Exercise details:
Read the material below and count the lines holding the string "text". Give that count with nothing added.

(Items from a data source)
>>>>>

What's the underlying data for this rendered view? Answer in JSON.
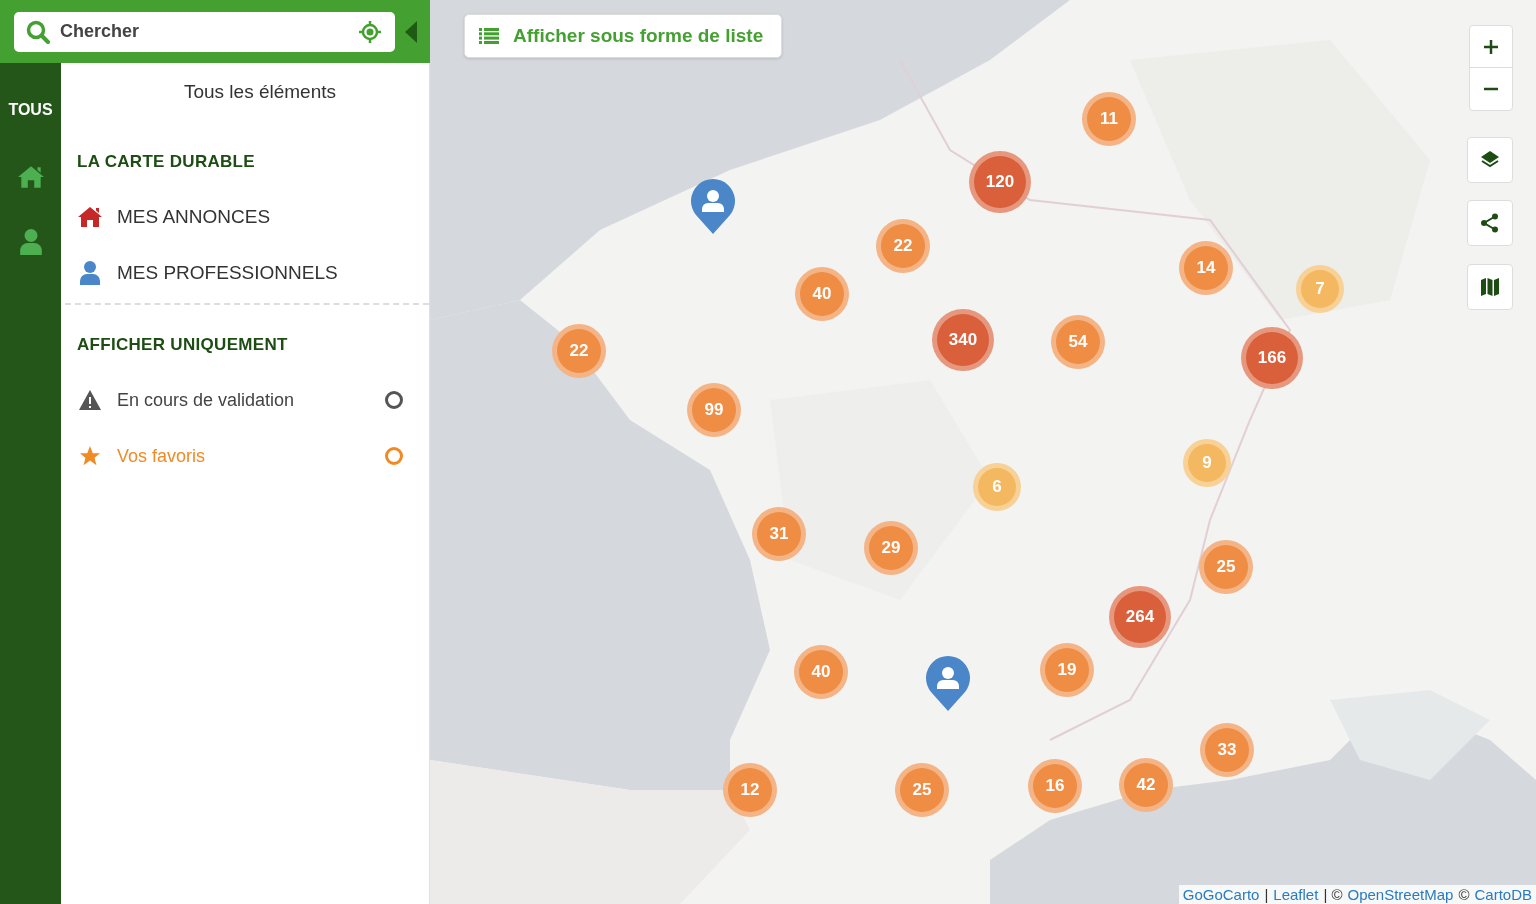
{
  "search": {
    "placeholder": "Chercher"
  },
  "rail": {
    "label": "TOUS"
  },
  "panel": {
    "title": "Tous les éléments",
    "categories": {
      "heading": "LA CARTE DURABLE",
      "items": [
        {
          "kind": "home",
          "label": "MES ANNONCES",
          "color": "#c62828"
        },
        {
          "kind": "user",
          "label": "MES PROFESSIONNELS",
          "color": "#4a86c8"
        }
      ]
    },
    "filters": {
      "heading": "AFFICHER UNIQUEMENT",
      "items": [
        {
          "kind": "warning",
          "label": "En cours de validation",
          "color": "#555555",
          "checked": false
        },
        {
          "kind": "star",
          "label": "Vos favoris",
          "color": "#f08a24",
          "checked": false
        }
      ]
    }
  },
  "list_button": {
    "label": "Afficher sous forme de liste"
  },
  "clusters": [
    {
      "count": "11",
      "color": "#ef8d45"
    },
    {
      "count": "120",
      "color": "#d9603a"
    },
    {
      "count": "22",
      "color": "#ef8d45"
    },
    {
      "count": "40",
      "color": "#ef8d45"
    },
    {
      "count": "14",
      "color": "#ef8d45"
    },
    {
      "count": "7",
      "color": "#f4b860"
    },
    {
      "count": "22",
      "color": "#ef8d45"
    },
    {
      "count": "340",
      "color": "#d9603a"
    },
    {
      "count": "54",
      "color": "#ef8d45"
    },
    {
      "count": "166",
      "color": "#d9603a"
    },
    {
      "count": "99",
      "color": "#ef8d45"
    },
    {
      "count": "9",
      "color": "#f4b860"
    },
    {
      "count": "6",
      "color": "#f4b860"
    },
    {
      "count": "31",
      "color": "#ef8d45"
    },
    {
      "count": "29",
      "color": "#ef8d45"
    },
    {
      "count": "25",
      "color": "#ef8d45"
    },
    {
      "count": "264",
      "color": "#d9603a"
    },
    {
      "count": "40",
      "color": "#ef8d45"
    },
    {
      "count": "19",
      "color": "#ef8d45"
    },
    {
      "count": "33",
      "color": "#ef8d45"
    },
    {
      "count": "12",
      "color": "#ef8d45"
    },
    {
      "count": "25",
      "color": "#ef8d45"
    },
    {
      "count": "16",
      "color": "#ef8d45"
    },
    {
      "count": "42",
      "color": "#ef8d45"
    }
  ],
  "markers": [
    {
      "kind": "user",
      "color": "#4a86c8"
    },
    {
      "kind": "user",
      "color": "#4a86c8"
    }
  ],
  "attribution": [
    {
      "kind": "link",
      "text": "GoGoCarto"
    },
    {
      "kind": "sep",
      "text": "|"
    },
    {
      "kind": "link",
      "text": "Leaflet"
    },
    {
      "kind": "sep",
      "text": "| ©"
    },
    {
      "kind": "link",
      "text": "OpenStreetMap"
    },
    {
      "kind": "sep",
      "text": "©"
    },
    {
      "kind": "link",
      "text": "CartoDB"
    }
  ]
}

<<<<<
>>>>>

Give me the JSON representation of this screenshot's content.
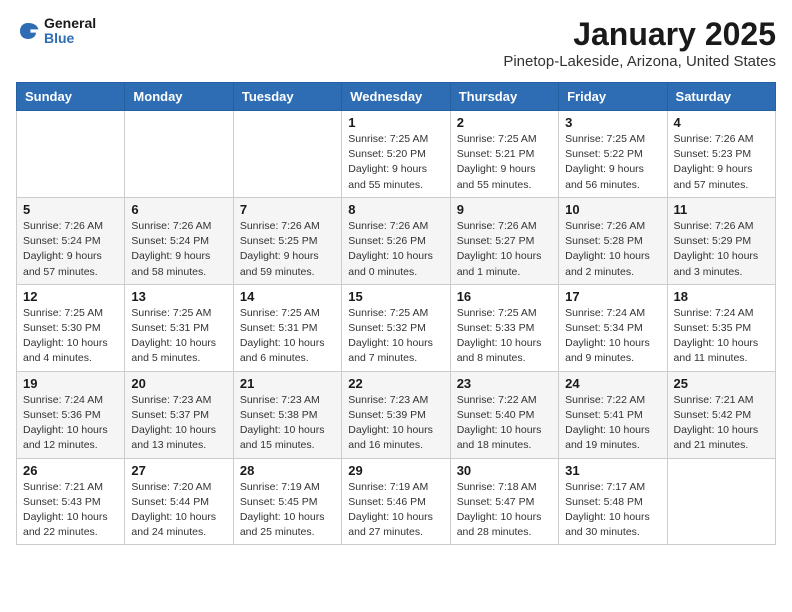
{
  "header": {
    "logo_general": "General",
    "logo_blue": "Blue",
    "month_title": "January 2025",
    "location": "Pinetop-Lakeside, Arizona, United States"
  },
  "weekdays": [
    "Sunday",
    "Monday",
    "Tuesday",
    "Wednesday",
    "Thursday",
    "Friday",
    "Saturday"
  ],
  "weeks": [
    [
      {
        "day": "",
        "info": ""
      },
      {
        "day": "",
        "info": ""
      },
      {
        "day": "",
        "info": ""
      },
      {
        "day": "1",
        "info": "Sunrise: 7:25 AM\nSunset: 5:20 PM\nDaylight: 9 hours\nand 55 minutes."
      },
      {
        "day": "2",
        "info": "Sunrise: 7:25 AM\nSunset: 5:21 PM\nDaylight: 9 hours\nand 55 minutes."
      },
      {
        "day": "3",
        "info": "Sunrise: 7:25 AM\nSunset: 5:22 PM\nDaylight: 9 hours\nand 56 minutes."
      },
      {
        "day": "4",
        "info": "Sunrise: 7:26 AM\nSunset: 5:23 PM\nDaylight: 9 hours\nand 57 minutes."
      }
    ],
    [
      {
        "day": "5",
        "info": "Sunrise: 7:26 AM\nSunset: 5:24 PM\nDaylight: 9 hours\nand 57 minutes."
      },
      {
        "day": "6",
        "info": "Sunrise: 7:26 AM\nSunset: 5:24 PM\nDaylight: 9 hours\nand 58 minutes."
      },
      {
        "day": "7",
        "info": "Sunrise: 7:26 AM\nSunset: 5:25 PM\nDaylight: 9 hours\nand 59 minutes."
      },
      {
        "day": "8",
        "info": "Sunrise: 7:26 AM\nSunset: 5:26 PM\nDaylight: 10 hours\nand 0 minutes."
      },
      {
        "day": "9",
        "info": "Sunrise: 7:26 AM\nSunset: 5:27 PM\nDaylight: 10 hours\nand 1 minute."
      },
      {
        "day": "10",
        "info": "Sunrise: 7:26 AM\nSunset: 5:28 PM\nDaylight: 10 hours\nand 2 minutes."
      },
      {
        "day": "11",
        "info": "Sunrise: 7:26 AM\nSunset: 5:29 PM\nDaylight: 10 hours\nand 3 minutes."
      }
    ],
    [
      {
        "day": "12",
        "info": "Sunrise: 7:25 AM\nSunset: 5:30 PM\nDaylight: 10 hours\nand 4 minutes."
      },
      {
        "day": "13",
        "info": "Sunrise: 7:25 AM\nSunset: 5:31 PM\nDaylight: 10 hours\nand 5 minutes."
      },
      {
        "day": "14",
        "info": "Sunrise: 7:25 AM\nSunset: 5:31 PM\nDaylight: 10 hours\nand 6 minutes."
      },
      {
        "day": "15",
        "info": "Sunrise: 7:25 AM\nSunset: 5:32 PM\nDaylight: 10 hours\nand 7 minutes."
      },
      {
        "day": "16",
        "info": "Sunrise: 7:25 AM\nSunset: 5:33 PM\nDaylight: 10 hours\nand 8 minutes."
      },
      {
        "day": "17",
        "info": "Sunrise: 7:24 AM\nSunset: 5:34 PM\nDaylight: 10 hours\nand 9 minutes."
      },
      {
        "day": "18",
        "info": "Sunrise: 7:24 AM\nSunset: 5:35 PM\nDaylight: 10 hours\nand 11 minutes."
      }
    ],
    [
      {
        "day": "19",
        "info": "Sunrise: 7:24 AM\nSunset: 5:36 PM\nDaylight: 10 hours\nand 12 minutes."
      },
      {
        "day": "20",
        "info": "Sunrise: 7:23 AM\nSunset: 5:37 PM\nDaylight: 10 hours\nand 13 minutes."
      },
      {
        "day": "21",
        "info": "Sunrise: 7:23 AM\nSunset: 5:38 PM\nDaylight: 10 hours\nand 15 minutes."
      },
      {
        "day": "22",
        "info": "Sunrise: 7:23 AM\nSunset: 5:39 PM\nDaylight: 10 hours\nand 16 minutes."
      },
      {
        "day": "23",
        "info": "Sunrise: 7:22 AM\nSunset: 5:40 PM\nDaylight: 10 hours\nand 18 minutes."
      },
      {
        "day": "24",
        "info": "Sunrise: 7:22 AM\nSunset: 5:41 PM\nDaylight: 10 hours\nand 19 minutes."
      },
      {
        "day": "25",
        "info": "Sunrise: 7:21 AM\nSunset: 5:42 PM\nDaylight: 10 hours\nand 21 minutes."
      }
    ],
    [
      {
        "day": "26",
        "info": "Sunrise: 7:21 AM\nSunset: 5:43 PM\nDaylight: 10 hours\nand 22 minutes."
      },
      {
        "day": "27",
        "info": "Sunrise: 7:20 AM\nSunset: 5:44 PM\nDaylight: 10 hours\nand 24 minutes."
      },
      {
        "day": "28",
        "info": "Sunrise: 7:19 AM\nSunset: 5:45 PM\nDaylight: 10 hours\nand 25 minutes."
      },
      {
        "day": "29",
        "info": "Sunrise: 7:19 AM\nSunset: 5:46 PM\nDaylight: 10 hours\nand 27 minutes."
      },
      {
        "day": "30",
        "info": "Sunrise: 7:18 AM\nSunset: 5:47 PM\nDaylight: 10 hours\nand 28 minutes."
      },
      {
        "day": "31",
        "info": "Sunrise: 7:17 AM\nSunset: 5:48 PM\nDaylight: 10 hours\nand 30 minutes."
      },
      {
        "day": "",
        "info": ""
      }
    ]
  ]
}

<<<<<

The output:
7